To be done:
Below are some entries. Copy each line that holds the string "причин".

Supplied records:

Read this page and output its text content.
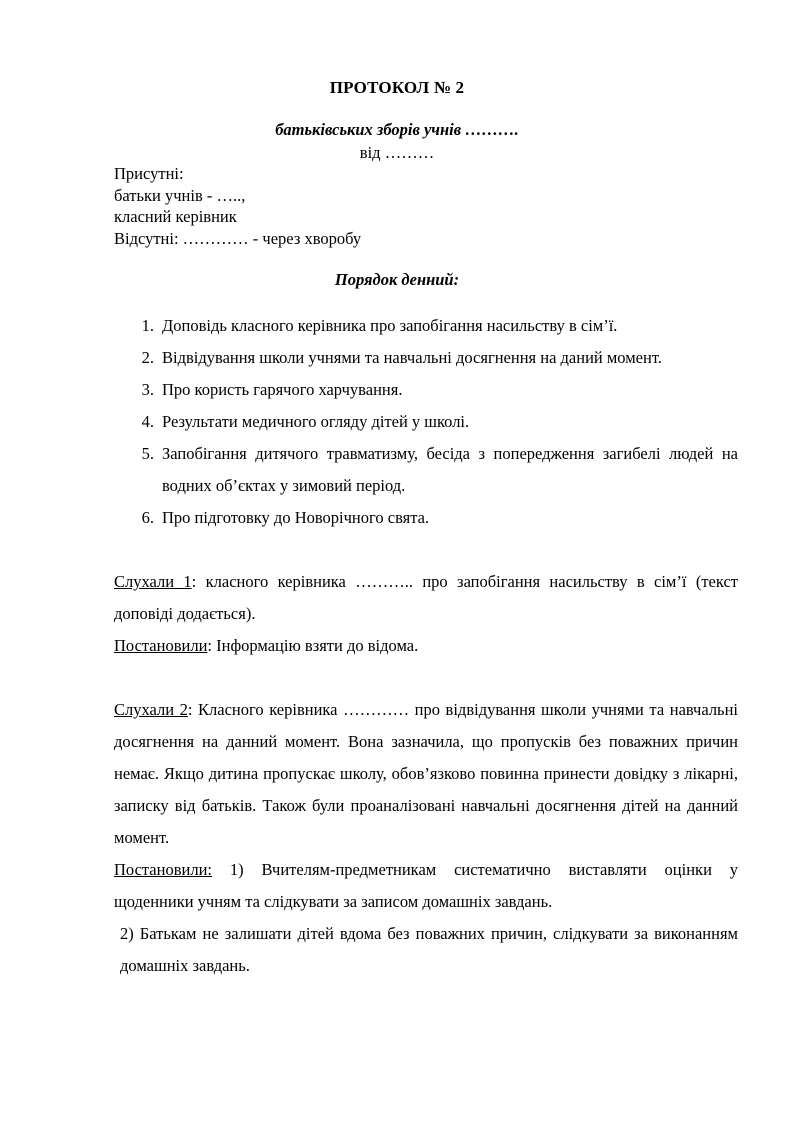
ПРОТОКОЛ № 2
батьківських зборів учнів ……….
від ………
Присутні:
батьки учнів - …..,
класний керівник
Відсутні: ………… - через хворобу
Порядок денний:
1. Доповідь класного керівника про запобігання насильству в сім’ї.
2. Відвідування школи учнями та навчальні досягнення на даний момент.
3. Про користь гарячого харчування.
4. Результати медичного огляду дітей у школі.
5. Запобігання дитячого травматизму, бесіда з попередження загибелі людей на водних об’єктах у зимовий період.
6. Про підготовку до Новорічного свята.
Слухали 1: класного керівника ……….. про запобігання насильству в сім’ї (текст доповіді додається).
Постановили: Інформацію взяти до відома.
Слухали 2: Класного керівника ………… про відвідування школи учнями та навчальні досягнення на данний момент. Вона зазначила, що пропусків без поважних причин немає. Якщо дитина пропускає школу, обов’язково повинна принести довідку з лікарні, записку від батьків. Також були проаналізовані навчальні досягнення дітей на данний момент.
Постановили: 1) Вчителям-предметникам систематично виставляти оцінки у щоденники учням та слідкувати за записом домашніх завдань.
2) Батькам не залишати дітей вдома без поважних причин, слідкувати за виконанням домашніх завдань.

* * *

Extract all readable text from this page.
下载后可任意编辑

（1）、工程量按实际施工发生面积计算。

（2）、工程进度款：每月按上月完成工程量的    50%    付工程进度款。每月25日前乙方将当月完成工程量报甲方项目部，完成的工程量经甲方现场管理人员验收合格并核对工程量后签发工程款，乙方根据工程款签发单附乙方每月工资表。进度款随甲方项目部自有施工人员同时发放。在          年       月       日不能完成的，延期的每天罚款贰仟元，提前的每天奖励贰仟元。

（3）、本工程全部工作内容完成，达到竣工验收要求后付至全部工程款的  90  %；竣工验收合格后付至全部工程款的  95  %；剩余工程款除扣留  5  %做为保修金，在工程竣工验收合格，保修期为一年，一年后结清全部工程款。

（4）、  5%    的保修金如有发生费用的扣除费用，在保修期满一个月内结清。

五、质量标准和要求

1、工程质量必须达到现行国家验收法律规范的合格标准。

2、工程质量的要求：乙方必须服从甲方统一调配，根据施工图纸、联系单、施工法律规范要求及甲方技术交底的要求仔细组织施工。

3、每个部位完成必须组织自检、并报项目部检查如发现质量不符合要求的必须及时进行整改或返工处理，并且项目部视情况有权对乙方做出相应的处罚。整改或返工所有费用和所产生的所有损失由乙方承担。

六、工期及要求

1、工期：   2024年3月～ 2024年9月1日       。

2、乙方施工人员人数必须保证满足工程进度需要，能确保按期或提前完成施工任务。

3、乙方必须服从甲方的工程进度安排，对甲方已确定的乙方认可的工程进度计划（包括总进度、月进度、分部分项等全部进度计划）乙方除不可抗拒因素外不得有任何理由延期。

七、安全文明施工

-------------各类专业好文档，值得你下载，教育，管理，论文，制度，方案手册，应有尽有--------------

Problem solution:
Слухали 2: Класного керівника ………… про відвідування школи учнями та навчальні досягнення на данний момент. Вона зазначила, що пропусків без поважних причин немає. Якщо дитина пропускає школу, обов’язково повинна принести довідку з лікарні, записку від батьків. Також були проаналізовані навчальні досягнення дітей на данний момент.
2) Батькам не залишати дітей вдома без поважних причин, слідкувати за виконанням домашніх завдань.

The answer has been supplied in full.